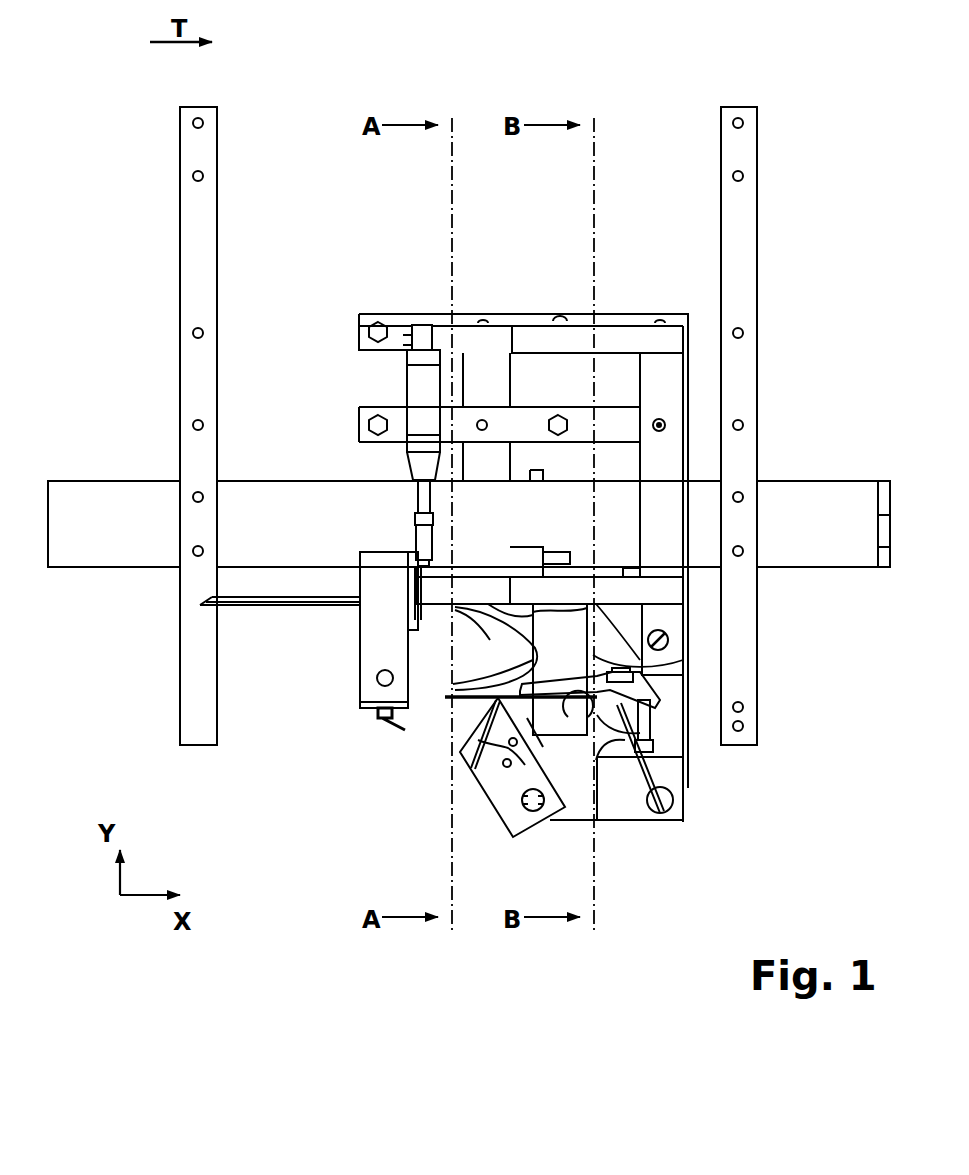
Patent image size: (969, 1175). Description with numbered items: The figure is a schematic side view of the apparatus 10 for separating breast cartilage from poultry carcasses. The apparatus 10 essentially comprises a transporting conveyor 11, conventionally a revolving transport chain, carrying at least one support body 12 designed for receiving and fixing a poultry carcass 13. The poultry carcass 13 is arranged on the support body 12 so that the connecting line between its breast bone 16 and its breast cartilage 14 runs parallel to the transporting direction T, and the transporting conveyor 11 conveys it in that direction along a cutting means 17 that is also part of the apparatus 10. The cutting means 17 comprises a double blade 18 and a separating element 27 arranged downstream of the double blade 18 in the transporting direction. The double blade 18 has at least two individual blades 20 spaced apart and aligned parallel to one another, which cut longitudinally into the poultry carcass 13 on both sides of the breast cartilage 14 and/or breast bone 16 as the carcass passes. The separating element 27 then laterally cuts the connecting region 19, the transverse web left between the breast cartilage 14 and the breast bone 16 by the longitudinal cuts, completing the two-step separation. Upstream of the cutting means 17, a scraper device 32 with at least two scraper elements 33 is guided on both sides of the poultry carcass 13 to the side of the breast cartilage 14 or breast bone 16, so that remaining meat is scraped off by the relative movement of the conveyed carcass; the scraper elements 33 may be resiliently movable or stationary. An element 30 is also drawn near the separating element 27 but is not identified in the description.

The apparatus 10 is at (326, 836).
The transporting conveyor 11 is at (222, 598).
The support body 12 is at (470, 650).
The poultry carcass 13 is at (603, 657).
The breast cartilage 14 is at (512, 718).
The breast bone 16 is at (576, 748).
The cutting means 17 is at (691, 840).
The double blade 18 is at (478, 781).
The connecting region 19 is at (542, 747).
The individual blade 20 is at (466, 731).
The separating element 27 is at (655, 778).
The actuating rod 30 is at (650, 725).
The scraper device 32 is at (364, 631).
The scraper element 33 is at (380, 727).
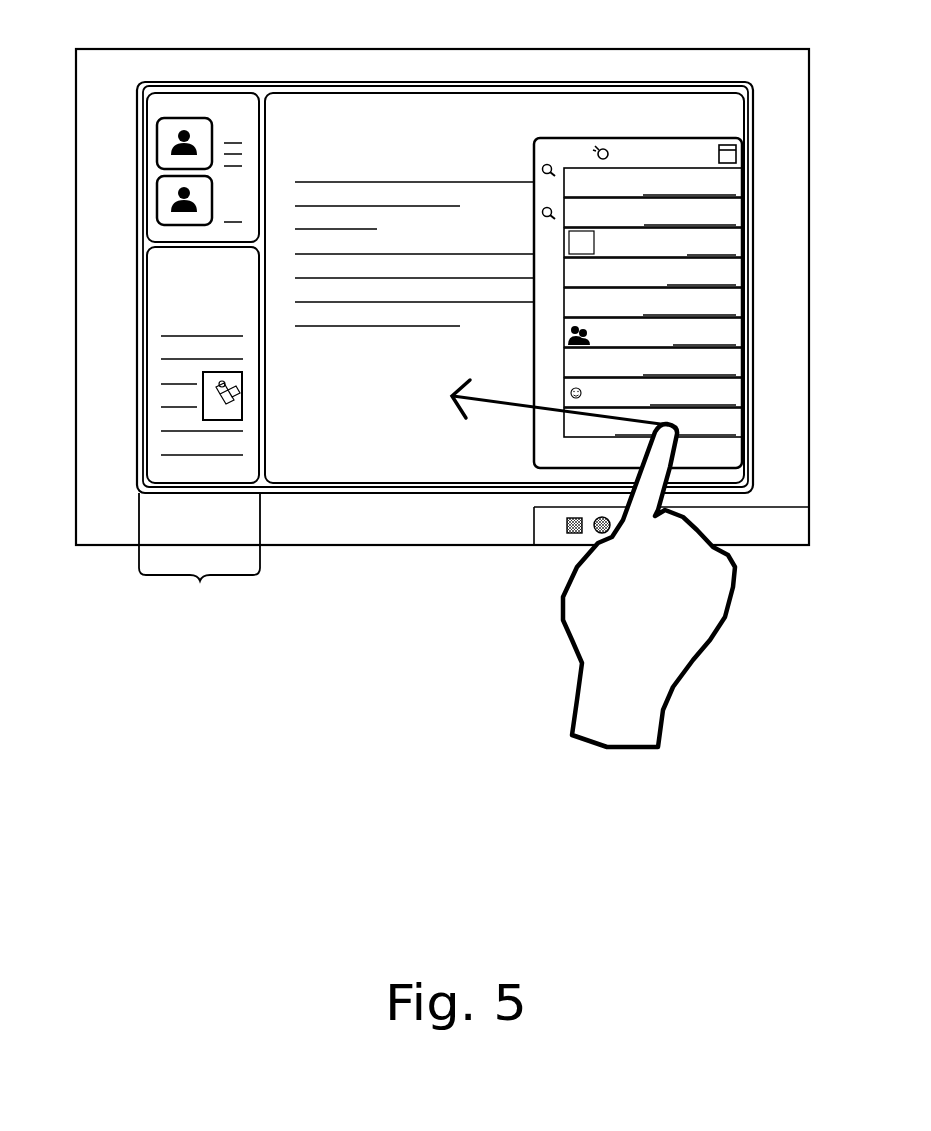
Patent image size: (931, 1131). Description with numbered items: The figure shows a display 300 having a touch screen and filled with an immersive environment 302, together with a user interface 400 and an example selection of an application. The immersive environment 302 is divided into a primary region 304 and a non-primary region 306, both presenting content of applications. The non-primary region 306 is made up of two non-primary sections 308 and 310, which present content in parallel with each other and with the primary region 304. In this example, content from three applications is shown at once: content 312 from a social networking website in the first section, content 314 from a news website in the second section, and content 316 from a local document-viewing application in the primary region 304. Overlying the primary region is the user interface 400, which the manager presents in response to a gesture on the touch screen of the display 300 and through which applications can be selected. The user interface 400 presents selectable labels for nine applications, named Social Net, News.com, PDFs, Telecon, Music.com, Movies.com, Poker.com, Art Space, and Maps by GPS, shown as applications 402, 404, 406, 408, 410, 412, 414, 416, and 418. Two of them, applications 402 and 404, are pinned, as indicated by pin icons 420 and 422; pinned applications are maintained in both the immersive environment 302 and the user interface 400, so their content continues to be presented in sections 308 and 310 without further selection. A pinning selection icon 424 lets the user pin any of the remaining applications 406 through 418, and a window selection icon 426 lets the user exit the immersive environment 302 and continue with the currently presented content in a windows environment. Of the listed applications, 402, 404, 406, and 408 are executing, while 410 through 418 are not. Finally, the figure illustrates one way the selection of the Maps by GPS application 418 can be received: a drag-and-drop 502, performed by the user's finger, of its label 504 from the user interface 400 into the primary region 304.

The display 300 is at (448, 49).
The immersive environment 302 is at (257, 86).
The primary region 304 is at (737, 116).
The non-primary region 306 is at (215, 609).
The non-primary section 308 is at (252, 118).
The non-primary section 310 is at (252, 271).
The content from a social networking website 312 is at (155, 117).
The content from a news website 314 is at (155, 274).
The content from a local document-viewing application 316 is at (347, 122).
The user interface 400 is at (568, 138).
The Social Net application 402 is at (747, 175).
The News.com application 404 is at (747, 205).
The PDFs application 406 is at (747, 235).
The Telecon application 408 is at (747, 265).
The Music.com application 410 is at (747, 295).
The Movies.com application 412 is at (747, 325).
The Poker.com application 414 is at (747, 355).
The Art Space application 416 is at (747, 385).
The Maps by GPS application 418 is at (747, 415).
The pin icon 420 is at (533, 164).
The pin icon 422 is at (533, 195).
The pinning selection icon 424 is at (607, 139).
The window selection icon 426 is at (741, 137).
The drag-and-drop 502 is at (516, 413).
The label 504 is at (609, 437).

********

To do
Reproduce the lines of all records above with "Patent image size" replaced by "Drawing size" wherever it occurs, keeping everything else unchanged. Omit the pictures.

Final result
Drawing size: (969, 1175). Description with numbered items: The figure is a schematic side view of the apparatus 10 for separating breast cartilage from poultry carcasses. The apparatus 10 essentially comprises a transporting conveyor 11, conventionally a revolving transport chain, carrying at least one support body 12 designed for receiving and fixing a poultry carcass 13. The poultry carcass 13 is arranged on the support body 12 so that the connecting line between its breast bone 16 and its breast cartilage 14 runs parallel to the transporting direction T, and the transporting conveyor 11 conveys it in that direction along a cutting means 17 that is also part of the apparatus 10. The cutting means 17 comprises a double blade 18 and a separating element 27 arranged downstream of the double blade 18 in the transporting direction. The double blade 18 has at least two individual blades 20 spaced apart and aligned parallel to one another, which cut longitudinally into the poultry carcass 13 on both sides of the breast cartilage 14 and/or breast bone 16 as the carcass passes. The separating element 27 then laterally cuts the connecting region 19, the transverse web left between the breast cartilage 14 and the breast bone 16 by the longitudinal cuts, completing the two-step separation. Upstream of the cutting means 17, a scraper device 32 with at least two scraper elements 33 is guided on both sides of the poultry carcass 13 to the side of the breast cartilage 14 or breast bone 16, so that remaining meat is scraped off by the relative movement of the conveyed carcass; the scraper elements 33 may be resiliently movable or stationary. An element 30 is also drawn near the separating element 27 but is not identified in the description.

The apparatus 10 is at (326, 836).
The transporting conveyor 11 is at (222, 598).
The support body 12 is at (470, 650).
The poultry carcass 13 is at (603, 657).
The breast cartilage 14 is at (512, 718).
The breast bone 16 is at (576, 748).
The cutting means 17 is at (691, 840).
The double blade 18 is at (478, 781).
The connecting region 19 is at (542, 747).
The individual blade 20 is at (466, 731).
The separating element 27 is at (655, 778).
The actuating rod 30 is at (650, 725).
The scraper device 32 is at (364, 631).
The scraper element 33 is at (380, 727).
Drawing size: (931, 1131). Description with numbered items: The figure shows a display 300 having a touch screen and filled with an immersive environment 302, together with a user interface 400 and an example selection of an application. The immersive environment 302 is divided into a primary region 304 and a non-primary region 306, both presenting content of applications. The non-primary region 306 is made up of two non-primary sections 308 and 310, which present content in parallel with each other and with the primary region 304. In this example, content from three applications is shown at once: content 312 from a social networking website in the first section, content 314 from a news website in the second section, and content 316 from a local document-viewing application in the primary region 304. Overlying the primary region is the user interface 400, which the manager presents in response to a gesture on the touch screen of the display 300 and through which applications can be selected. The user interface 400 presents selectable labels for nine applications, named Social Net, News.com, PDFs, Telecon, Music.com, Movies.com, Poker.com, Art Space, and Maps by GPS, shown as applications 402, 404, 406, 408, 410, 412, 414, 416, and 418. Two of them, applications 402 and 404, are pinned, as indicated by pin icons 420 and 422; pinned applications are maintained in both the immersive environment 302 and the user interface 400, so their content continues to be presented in sections 308 and 310 without further selection. A pinning selection icon 424 lets the user pin any of the remaining applications 406 through 418, and a window selection icon 426 lets the user exit the immersive environment 302 and continue with the currently presented content in a windows environment. Of the listed applications, 402, 404, 406, and 408 are executing, while 410 through 418 are not. Finally, the figure illustrates one way the selection of the Maps by GPS application 418 can be received: a drag-and-drop 502, performed by the user's finger, of its label 504 from the user interface 400 into the primary region 304.

The display 300 is at (448, 49).
The immersive environment 302 is at (257, 86).
The primary region 304 is at (737, 116).
The non-primary region 306 is at (215, 609).
The non-primary section 308 is at (252, 118).
The non-primary section 310 is at (252, 271).
The content from a social networking website 312 is at (155, 117).
The content from a news website 314 is at (155, 274).
The content from a local document-viewing application 316 is at (347, 122).
The user interface 400 is at (568, 138).
The Social Net application 402 is at (747, 175).
The News.com application 404 is at (747, 205).
The PDFs application 406 is at (747, 235).
The Telecon application 408 is at (747, 265).
The Music.com application 410 is at (747, 295).
The Movies.com application 412 is at (747, 325).
The Poker.com application 414 is at (747, 355).
The Art Space application 416 is at (747, 385).
The Maps by GPS application 418 is at (747, 415).
The pin icon 420 is at (533, 164).
The pin icon 422 is at (533, 195).
The pinning selection icon 424 is at (607, 139).
The window selection icon 426 is at (741, 137).
The drag-and-drop 502 is at (516, 413).
The label 504 is at (609, 437).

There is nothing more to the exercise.